• **Source records**:
# # # # # # #

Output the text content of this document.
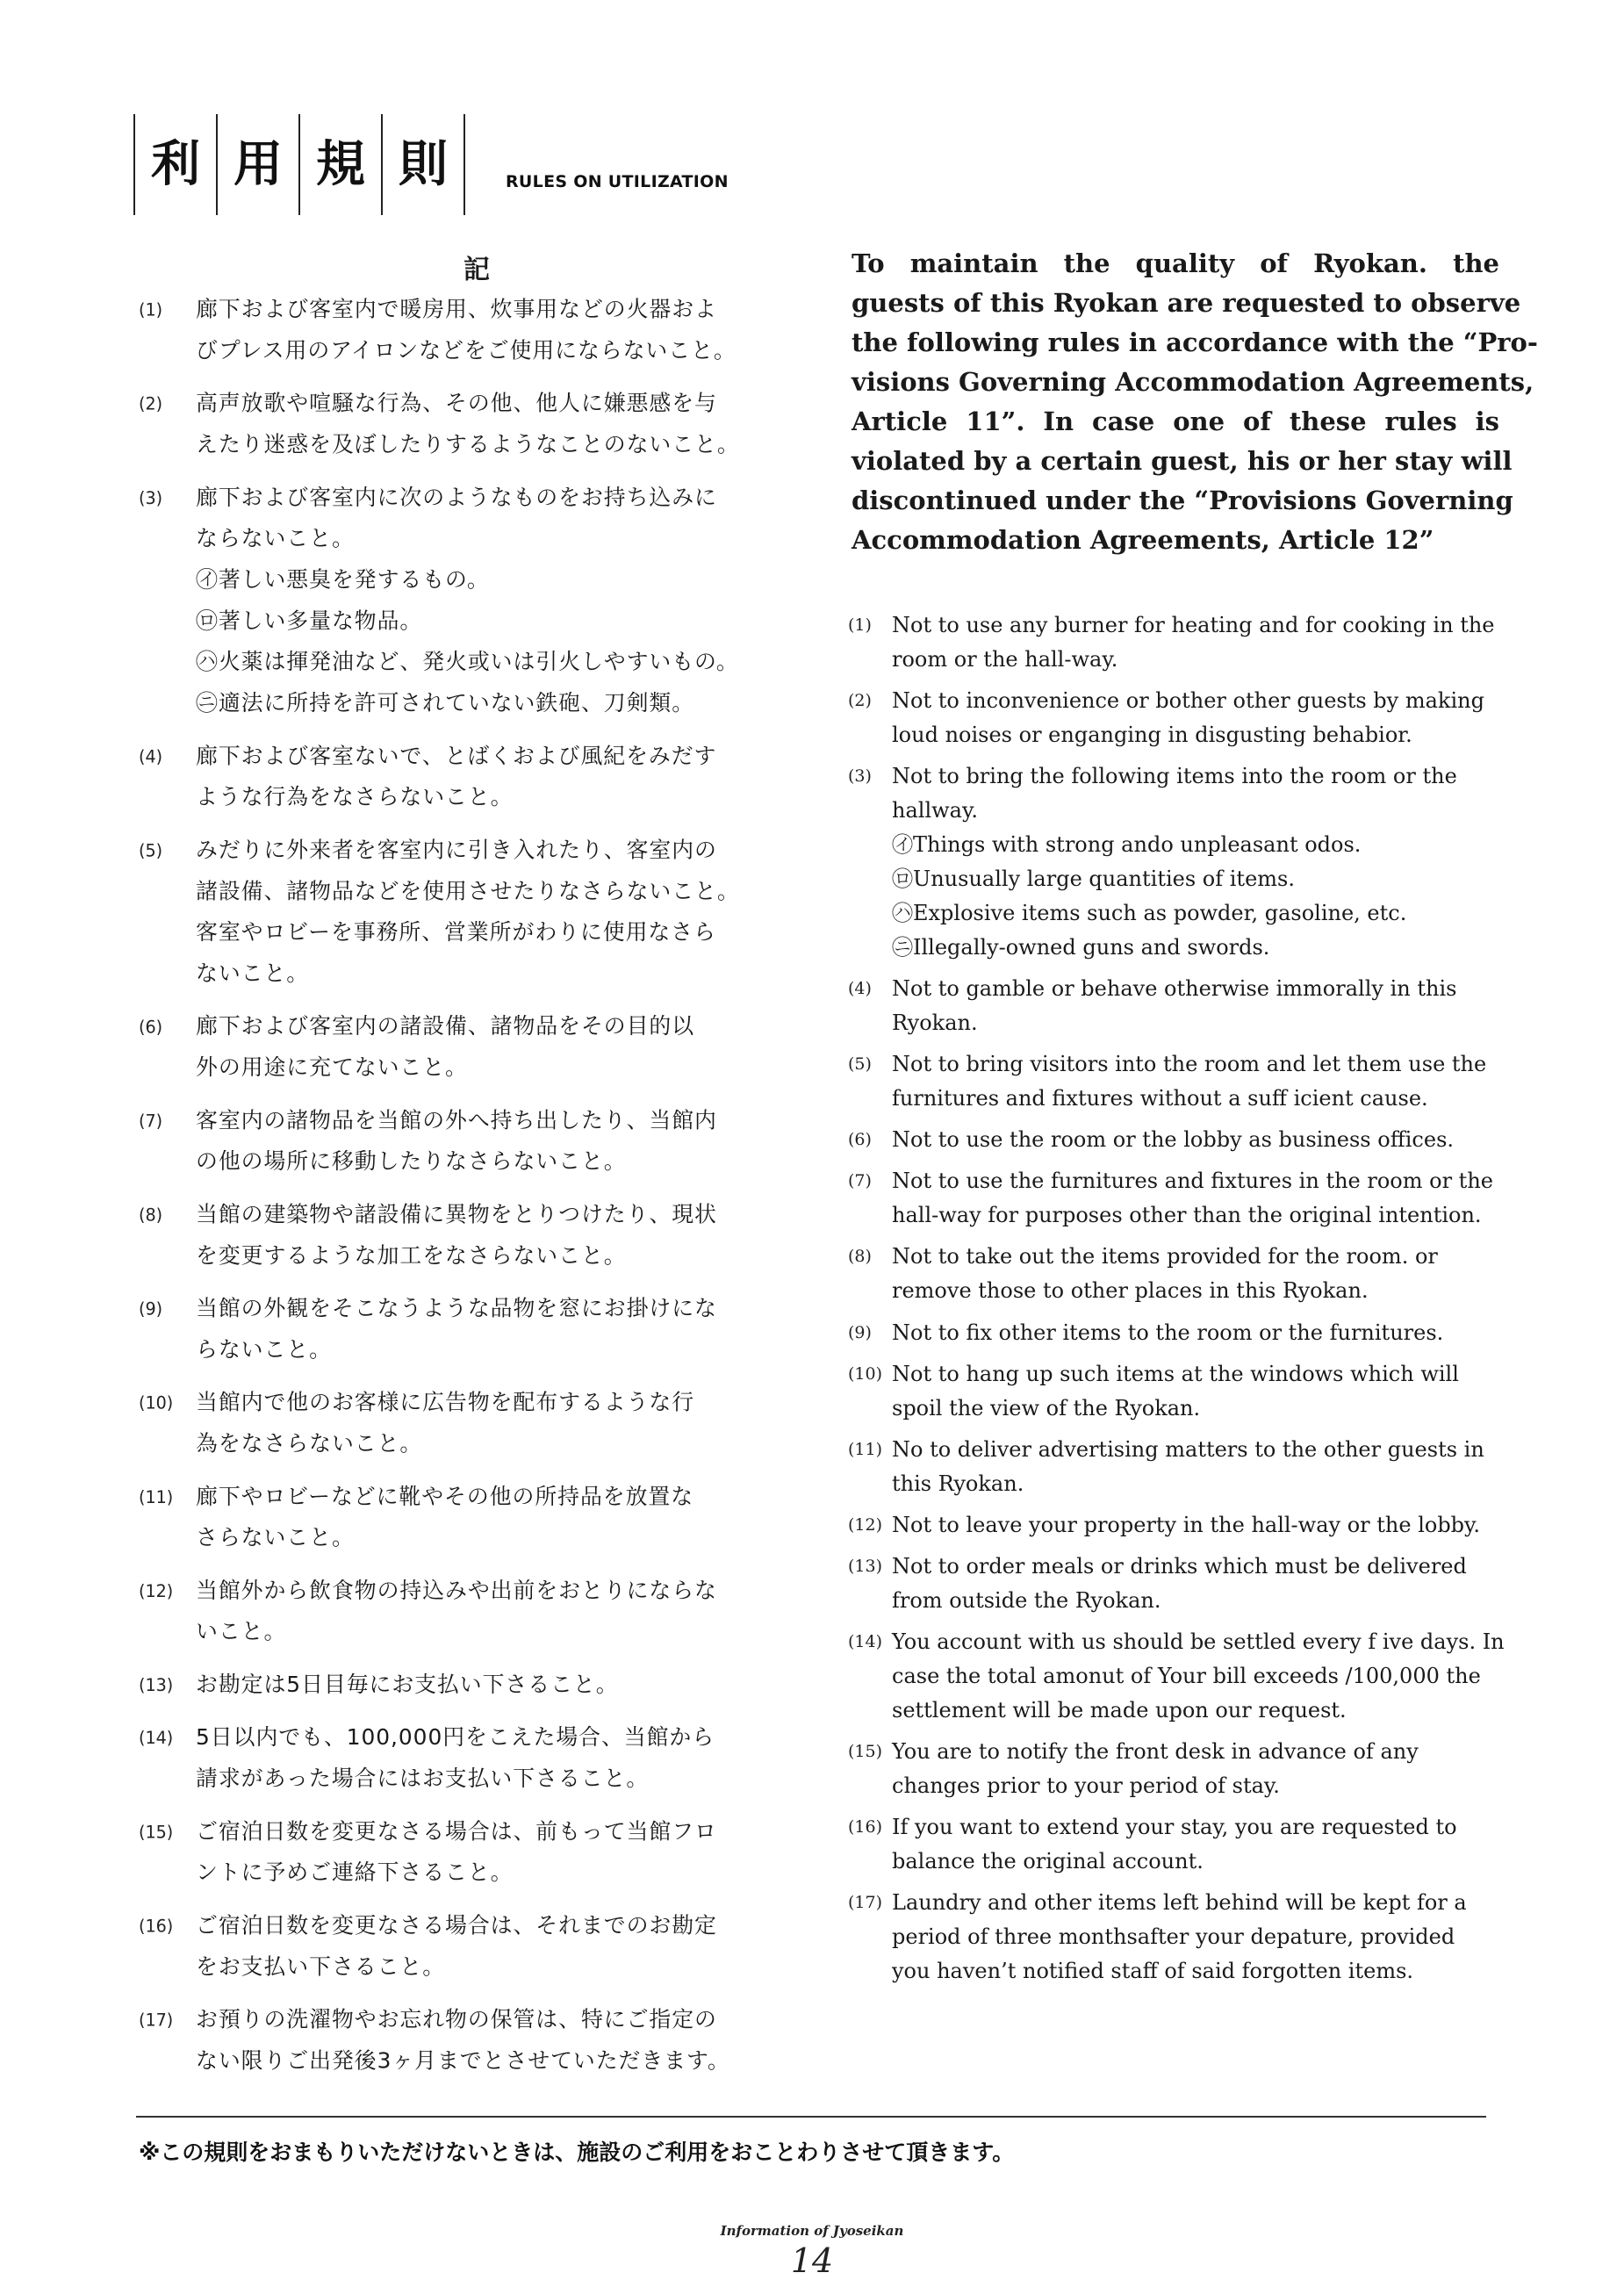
利 用 規 則	RULES ON UTILIZATION
記
(1)	廊下および客室内で暖房用、炊事用などの火器およ
びプレス用のアイロンなどをご使用にならないこと。
(2)	高声放歌や喧騒な行為、その他、他人に嫌悪感を与
えたり迷惑を及ぼしたりするようなことのないこと。
(3)	廊下および客室内に次のようなものをお持ち込みに
ならないこと。
㋑著しい悪臭を発するもの。
㋺著しい多量な物品。
㋩火薬は揮発油など、発火或いは引火しやすいもの。
㋥適法に所持を許可されていない鉄砲、刀剣類。
(4)	廊下および客室ないで、とばくおよび風紀をみだす
ような行為をなさらないこと。
(5)	みだりに外来者を客室内に引き入れたり、客室内の
諸設備、諸物品などを使用させたりなさらないこと。
客室やロビーを事務所、営業所がわりに使用なさら
ないこと。
(6)	廊下および客室内の諸設備、諸物品をその目的以
外の用途に充てないこと。
(7)	客室内の諸物品を当館の外へ持ち出したり、当館内
の他の場所に移動したりなさらないこと。
(8)	当館の建築物や諸設備に異物をとりつけたり、現状
を変更するような加工をなさらないこと。
(9)	当館の外観をそこなうような品物を窓にお掛けにな
らないこと。
(10) 当館内で他のお客様に広告物を配布するような行
為をなさらないこと。
(11) 廊下やロビーなどに靴やその他の所持品を放置な
さらないこと。
(12) 当館外から飲食物の持込みや出前をおとりにならな
いこと。
(13) お勘定は5日目毎にお支払い下さること。
(14) 5日以内でも、100,000円をこえた場合、当館から
請求があった場合にはお支払い下さること。
(15) ご宿泊日数を変更なさる場合は、前もって当館フロ
ントに予めご連絡下さること。
(16) ご宿泊日数を変更なさる場合は、それまでのお勘定
をお支払い下さること。
(17) お預りの洗濯物やお忘れ物の保管は、特にご指定の
ない限りご出発後3ヶ月までとさせていただきます。
To maintain the quality of Ryokan. the
guests of this Ryokan are requested to observe
the following rules in accordance with the “Pro-
visions Governing Accommodation Agreements,
Article 11”. In case one of these rules is
violated by a certain guest, his or her stay will
discontinued under the “Provisions Governing
Accommodation Agreements, Article 12”
(1) Not to use any burner for heating and for cooking in the
room or the hall-way.
(2) Not to inconvenience or bother other guests by making
loud noises or enganging in disgusting behabior.
(3) Not to bring the following items into the room or the
hallway.
㋑Things with strong ando unpleasant odos.
㋺Unusually large quantities of items.
㋩Explosive items such as powder, gasoline, etc.
㋥Illegally-owned guns and swords.
(4) Not to gamble or behave otherwise immorally in this
Ryokan.
(5) Not to bring visitors into the room and let them use the
furnitures and fixtures without a suff icient cause.
(6) Not to use the room or the lobby as business offices.
(7) Not to use the furnitures and fixtures in the room or the
hall-way for purposes other than the original intention.
(8) Not to take out the items provided for the room. or
remove those to other places in this Ryokan.
(9) Not to fix other items to the room or the furnitures.
(10) Not to hang up such items at the windows which will
spoil the view of the Ryokan.
(11) No to deliver advertising matters to the other guests in
this Ryokan.
(12) Not to leave your property in the hall-way or the lobby.
(13) Not to order meals or drinks which must be delivered
from outside the Ryokan.
(14) You account with us should be settled every f ive days. In
case the total amonut of Your bill exceeds /100,000 the
settlement will be made upon our request.
(15) You are to notify the front desk in advance of any
changes prior to your period of stay.
(16) If you want to extend your stay, you are requested to
balance the original account.
(17) Laundry and other items left behind will be kept for a
period of three monthsafter your depature, provided
you haven’t notified staff of said forgotten items.
※この規則をおまもりいただけないときは、施設のご利用をおことわりさせて頂きます。
Information of Jyoseikan
14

# # # # # # #

• **AIM**:
Copy the whole of the material above exactly, but not its images.

• **SOLUTION TO THIS PROBLEM**:
Output the text content of this document.
利 用 規 則	RULES ON UTILIZATION
記
(1)	廊下および客室内で暖房用、炊事用などの火器およ
びプレス用のアイロンなどをご使用にならないこと。
(2)	高声放歌や喧騒な行為、その他、他人に嫌悪感を与
えたり迷惑を及ぼしたりするようなことのないこと。
(3)	廊下および客室内に次のようなものをお持ち込みに
ならないこと。
㋑著しい悪臭を発するもの。
㋺著しい多量な物品。
㋩火薬は揮発油など、発火或いは引火しやすいもの。
㋥適法に所持を許可されていない鉄砲、刀剣類。
(4)	廊下および客室ないで、とばくおよび風紀をみだす
ような行為をなさらないこと。
(5)	みだりに外来者を客室内に引き入れたり、客室内の
諸設備、諸物品などを使用させたりなさらないこと。
客室やロビーを事務所、営業所がわりに使用なさら
ないこと。
(6)	廊下および客室内の諸設備、諸物品をその目的以
外の用途に充てないこと。
(7)	客室内の諸物品を当館の外へ持ち出したり、当館内
の他の場所に移動したりなさらないこと。
(8)	当館の建築物や諸設備に異物をとりつけたり、現状
を変更するような加工をなさらないこと。
(9)	当館の外観をそこなうような品物を窓にお掛けにな
らないこと。
(10) 当館内で他のお客様に広告物を配布するような行
為をなさらないこと。
(11) 廊下やロビーなどに靴やその他の所持品を放置な
さらないこと。
(12) 当館外から飲食物の持込みや出前をおとりにならな
いこと。
(13) お勘定は5日目毎にお支払い下さること。
(14) 5日以内でも、100,000円をこえた場合、当館から
請求があった場合にはお支払い下さること。
(15) ご宿泊日数を変更なさる場合は、前もって当館フロ
ントに予めご連絡下さること。
(16) ご宿泊日数を変更なさる場合は、それまでのお勘定
をお支払い下さること。
(17) お預りの洗濯物やお忘れ物の保管は、特にご指定の
ない限りご出発後3ヶ月までとさせていただきます。
To maintain the quality of Ryokan. the
guests of this Ryokan are requested to observe
the following rules in accordance with the “Pro-
visions Governing Accommodation Agreements,
Article 11”. In case one of these rules is
violated by a certain guest, his or her stay will
discontinued under the “Provisions Governing
Accommodation Agreements, Article 12”
(1) Not to use any burner for heating and for cooking in the
room or the hall-way.
(2) Not to inconvenience or bother other guests by making
loud noises or enganging in disgusting behabior.
(3) Not to bring the following items into the room or the
hallway.
㋑Things with strong ando unpleasant odos.
㋺Unusually large quantities of items.
㋩Explosive items such as powder, gasoline, etc.
㋥Illegally-owned guns and swords.
(4) Not to gamble or behave otherwise immorally in this
Ryokan.
(5) Not to bring visitors into the room and let them use the
furnitures and fixtures without a suff icient cause.
(6) Not to use the room or the lobby as business offices.
(7) Not to use the furnitures and fixtures in the room or the
hall-way for purposes other than the original intention.
(8) Not to take out the items provided for the room. or
remove those to other places in this Ryokan.
(9) Not to fix other items to the room or the furnitures.
(10) Not to hang up such items at the windows which will
spoil the view of the Ryokan.
(11) No to deliver advertising matters to the other guests in
this Ryokan.
(12) Not to leave your property in the hall-way or the lobby.
(13) Not to order meals or drinks which must be delivered
from outside the Ryokan.
(14) You account with us should be settled every f ive days. In
case the total amonut of Your bill exceeds /100,000 the
settlement will be made upon our request.
(15) You are to notify the front desk in advance of any
changes prior to your period of stay.
(16) If you want to extend your stay, you are requested to
balance the original account.
(17) Laundry and other items left behind will be kept for a
period of three monthsafter your depature, provided
you haven’t notified staff of said forgotten items.
※この規則をおまもりいただけないときは、施設のご利用をおことわりさせて頂きます。
Information of Jyoseikan
14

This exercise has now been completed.